● What you should do: Copy the records that follow exactly as written, but not their pictures.
━━━━━━━━━━━━━━━━
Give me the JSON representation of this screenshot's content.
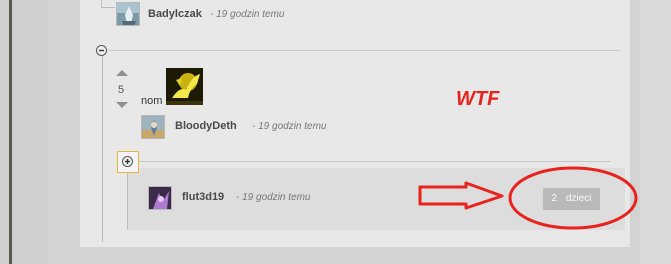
{
  "comments": {
    "top": {
      "author": "Badylczak",
      "time": "- 19 godzin temu"
    },
    "parent": {
      "score": "5",
      "text": "nom",
      "author": "BloodyDeth",
      "time": "- 19 godzin temu"
    },
    "child": {
      "author": "flut3d19",
      "time": "- 19 godzin temu",
      "children_count": "2",
      "children_label": "dzieci"
    }
  },
  "annotation": {
    "text": "WTF",
    "color": "#e8231d"
  },
  "icons": {
    "collapse": "minus-circle-icon",
    "expand": "plus-circle-icon",
    "vote_up": "chevron-up-icon",
    "vote_down": "chevron-down-icon",
    "arrow": "right-arrow-icon"
  }
}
━━━━━━━━━━━━━━━━
● Expected answer:
Give me the JSON representation of this screenshot's content.
{
  "comments": {
    "top": {
      "author": "Badylczak",
      "time": "- 19 godzin temu"
    },
    "parent": {
      "score": "5",
      "text": "nom",
      "author": "BloodyDeth",
      "time": "- 19 godzin temu"
    },
    "child": {
      "author": "flut3d19",
      "time": "- 19 godzin temu",
      "children_count": "2",
      "children_label": "dzieci"
    }
  },
  "annotation": {
    "text": "WTF",
    "color": "#e8231d"
  },
  "icons": {
    "collapse": "minus-circle-icon",
    "expand": "plus-circle-icon",
    "vote_up": "chevron-up-icon",
    "vote_down": "chevron-down-icon",
    "arrow": "right-arrow-icon"
  }
}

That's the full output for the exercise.